- **Records from a data source**:
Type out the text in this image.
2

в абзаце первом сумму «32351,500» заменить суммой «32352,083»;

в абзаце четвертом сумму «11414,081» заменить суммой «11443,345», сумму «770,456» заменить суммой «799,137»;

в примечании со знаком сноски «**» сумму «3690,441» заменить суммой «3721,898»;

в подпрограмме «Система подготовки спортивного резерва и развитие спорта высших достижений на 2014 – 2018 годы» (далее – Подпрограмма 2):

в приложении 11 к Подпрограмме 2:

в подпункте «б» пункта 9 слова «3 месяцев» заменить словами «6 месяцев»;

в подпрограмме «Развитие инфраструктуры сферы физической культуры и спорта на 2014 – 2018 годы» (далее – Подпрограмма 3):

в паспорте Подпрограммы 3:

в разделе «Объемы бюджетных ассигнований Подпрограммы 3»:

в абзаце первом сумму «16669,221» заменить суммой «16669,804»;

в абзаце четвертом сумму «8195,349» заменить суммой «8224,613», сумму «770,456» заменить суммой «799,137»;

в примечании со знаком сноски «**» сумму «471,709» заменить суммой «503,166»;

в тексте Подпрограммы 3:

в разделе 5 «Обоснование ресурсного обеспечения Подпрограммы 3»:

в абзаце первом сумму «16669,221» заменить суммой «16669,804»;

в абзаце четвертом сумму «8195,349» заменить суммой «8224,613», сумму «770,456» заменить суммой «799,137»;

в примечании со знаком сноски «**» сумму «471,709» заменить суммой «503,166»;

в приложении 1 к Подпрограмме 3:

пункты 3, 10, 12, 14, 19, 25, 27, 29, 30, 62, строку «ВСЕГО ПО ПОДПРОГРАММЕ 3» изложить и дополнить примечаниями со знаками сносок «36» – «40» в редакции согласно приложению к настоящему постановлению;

- **INSTRUCTION**: From the records above, extract every line exactly as it stands.

- **EXERCISE SOLUTION**:
Type out the text in this image.
2

в абзаце первом сумму «32351,500» заменить суммой «32352,083»;

в абзаце четвертом сумму «11414,081» заменить суммой «11443,345», сумму «770,456» заменить суммой «799,137»;

в примечании со знаком сноски «**» сумму «3690,441» заменить суммой «3721,898»;

в подпрограмме «Система подготовки спортивного резерва и развитие спорта высших достижений на 2014 – 2018 годы» (далее – Подпрограмма 2):

в приложении 11 к Подпрограмме 2:

в подпункте «б» пункта 9 слова «3 месяцев» заменить словами «6 месяцев»;

в подпрограмме «Развитие инфраструктуры сферы физической культуры и спорта на 2014 – 2018 годы» (далее – Подпрограмма 3):

в паспорте Подпрограммы 3:

в разделе «Объемы бюджетных ассигнований Подпрограммы 3»:

в абзаце первом сумму «16669,221» заменить суммой «16669,804»;

в абзаце четвертом сумму «8195,349» заменить суммой «8224,613», сумму «770,456» заменить суммой «799,137»;

в примечании со знаком сноски «**» сумму «471,709» заменить суммой «503,166»;

в тексте Подпрограммы 3:

в разделе 5 «Обоснование ресурсного обеспечения Подпрограммы 3»:

в абзаце первом сумму «16669,221» заменить суммой «16669,804»;

в абзаце четвертом сумму «8195,349» заменить суммой «8224,613», сумму «770,456» заменить суммой «799,137»;

в примечании со знаком сноски «**» сумму «471,709» заменить суммой «503,166»;

в приложении 1 к Подпрограмме 3:

пункты 3, 10, 12, 14, 19, 25, 27, 29, 30, 62, строку «ВСЕГО ПО ПОДПРОГРАММЕ 3» изложить и дополнить примечаниями со знаками сносок «36» – «40» в редакции согласно приложению к настоящему постановлению;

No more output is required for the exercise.